[Task statement]: Pictures appear in the records below; write out everything else exactly.

>> start Information shown

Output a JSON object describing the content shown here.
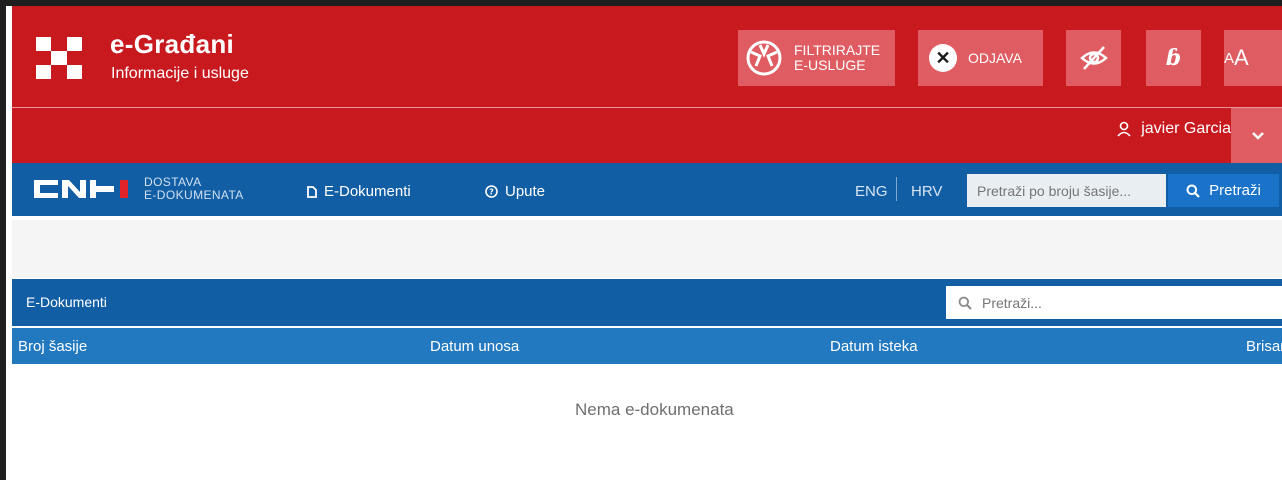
{
  "header": {
    "brand_title": "e-Građani",
    "brand_subtitle": "Informacije i usluge",
    "filter_button": {
      "line1": "FILTRIRAJTE",
      "line2": "E-USLUGE"
    },
    "logout_label": "ODJAVA",
    "aa_small": "A",
    "aa_large": "A",
    "dyslexia_glyph": "ɓ"
  },
  "user": {
    "name": "javier Garcia"
  },
  "nav": {
    "logo_line1": "DOSTAVA",
    "logo_line2": "E-DOKUMENATA",
    "links": [
      {
        "icon": "document-icon",
        "label": "E-Dokumenti"
      },
      {
        "icon": "help-circle-icon",
        "label": "Upute"
      }
    ],
    "lang_eng": "ENG",
    "lang_hrv": "HRV",
    "search_placeholder": "Pretraži po broju šasije...",
    "search_button": "Pretraži"
  },
  "panel": {
    "title": "E-Dokumenti",
    "search_placeholder": "Pretraži...",
    "columns": [
      "Broj šasije",
      "Datum unosa",
      "Datum isteka",
      "Brisanje"
    ],
    "empty_message": "Nema e-dokumenata"
  },
  "colors": {
    "header_red": "#c8191f",
    "header_button": "#df5d62",
    "nav_blue": "#125ea4",
    "column_blue": "#2379c0",
    "search_button_blue": "#1a72c9"
  }
}
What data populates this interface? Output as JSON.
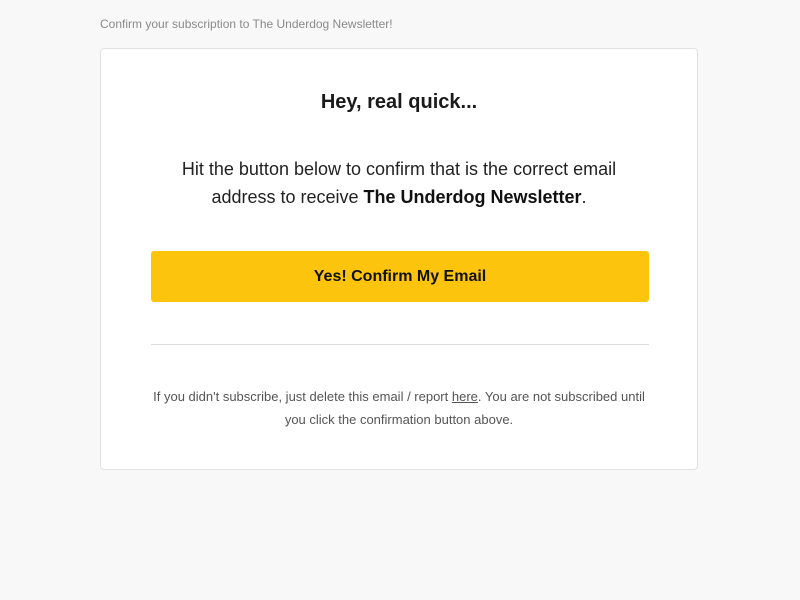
{
  "preheader": "Confirm your subscription to The Underdog Newsletter!",
  "card": {
    "headline": "Hey, real quick...",
    "body": {
      "before": "Hit the button below to confirm that is the correct email address to receive ",
      "newsletter_name": "The Underdog Newsletter",
      "after": "."
    },
    "button_label": "Yes! Confirm My Email",
    "footer": {
      "before": "If you didn't subscribe, just delete this email / report ",
      "link_label": "here",
      "after": ". You are not subscribed until you click the confirmation button above."
    }
  },
  "colors": {
    "button": "#fdc40d",
    "page_background": "#f8f8f8",
    "card_background": "#ffffff"
  }
}
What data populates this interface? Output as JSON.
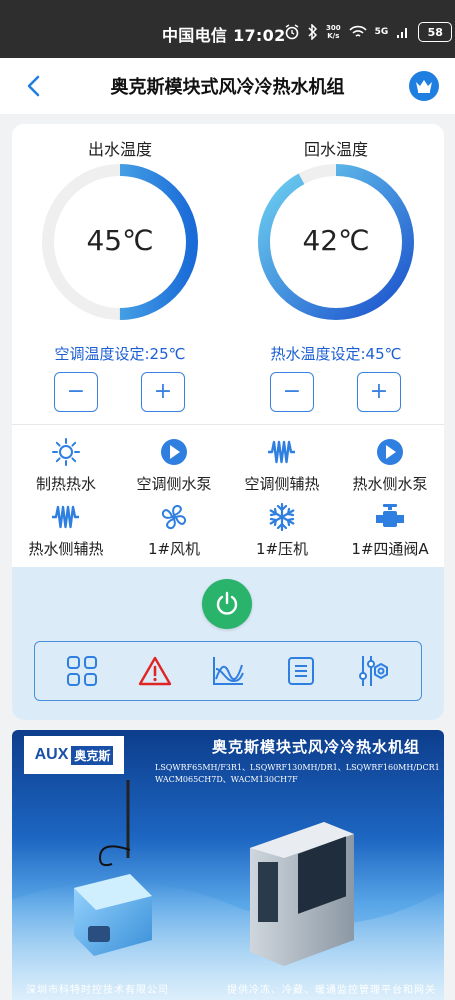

>> end Information shown

[Problem solution]:
Output a JSON object describing the content shown here.
{
  "header": {
    "brand_title": "e-Građani",
    "brand_subtitle": "Informacije i usluge",
    "filter_button": {
      "line1": "FILTRIRAJTE",
      "line2": "E-USLUGE"
    },
    "logout_label": "ODJAVA",
    "aa_small": "A",
    "aa_large": "A",
    "dyslexia_glyph": "ɓ"
  },
  "user": {
    "name": "javier Garcia"
  },
  "nav": {
    "logo_line1": "DOSTAVA",
    "logo_line2": "E-DOKUMENATA",
    "links": [
      {
        "icon": "document-icon",
        "label": "E-Dokumenti"
      },
      {
        "icon": "help-circle-icon",
        "label": "Upute"
      }
    ],
    "lang_eng": "ENG",
    "lang_hrv": "HRV",
    "search_placeholder": "Pretraži po broju šasije...",
    "search_button": "Pretraži"
  },
  "panel": {
    "title": "E-Dokumenti",
    "search_placeholder": "Pretraži...",
    "columns": [
      "Broj šasije",
      "Datum unosa",
      "Datum isteka",
      "Brisanje"
    ],
    "empty_message": "Nema e-dokumenata"
  },
  "colors": {
    "header_red": "#c8191f",
    "header_button": "#df5d62",
    "nav_blue": "#125ea4",
    "column_blue": "#2379c0",
    "search_button_blue": "#1a72c9"
  }
}
What data populates this interface? Output as JSON.
{
  "preheader": "Confirm your subscription to The Underdog Newsletter!",
  "card": {
    "headline": "Hey, real quick...",
    "body": {
      "before": "Hit the button below to confirm that is the correct email address to receive ",
      "newsletter_name": "The Underdog Newsletter",
      "after": "."
    },
    "button_label": "Yes! Confirm My Email",
    "footer": {
      "before": "If you didn't subscribe, just delete this email / report ",
      "link_label": "here",
      "after": ". You are not subscribed until you click the confirmation button above."
    }
  },
  "colors": {
    "button": "#fdc40d",
    "page_background": "#f8f8f8",
    "card_background": "#ffffff"
  }
}
What data populates this interface? Output as JSON.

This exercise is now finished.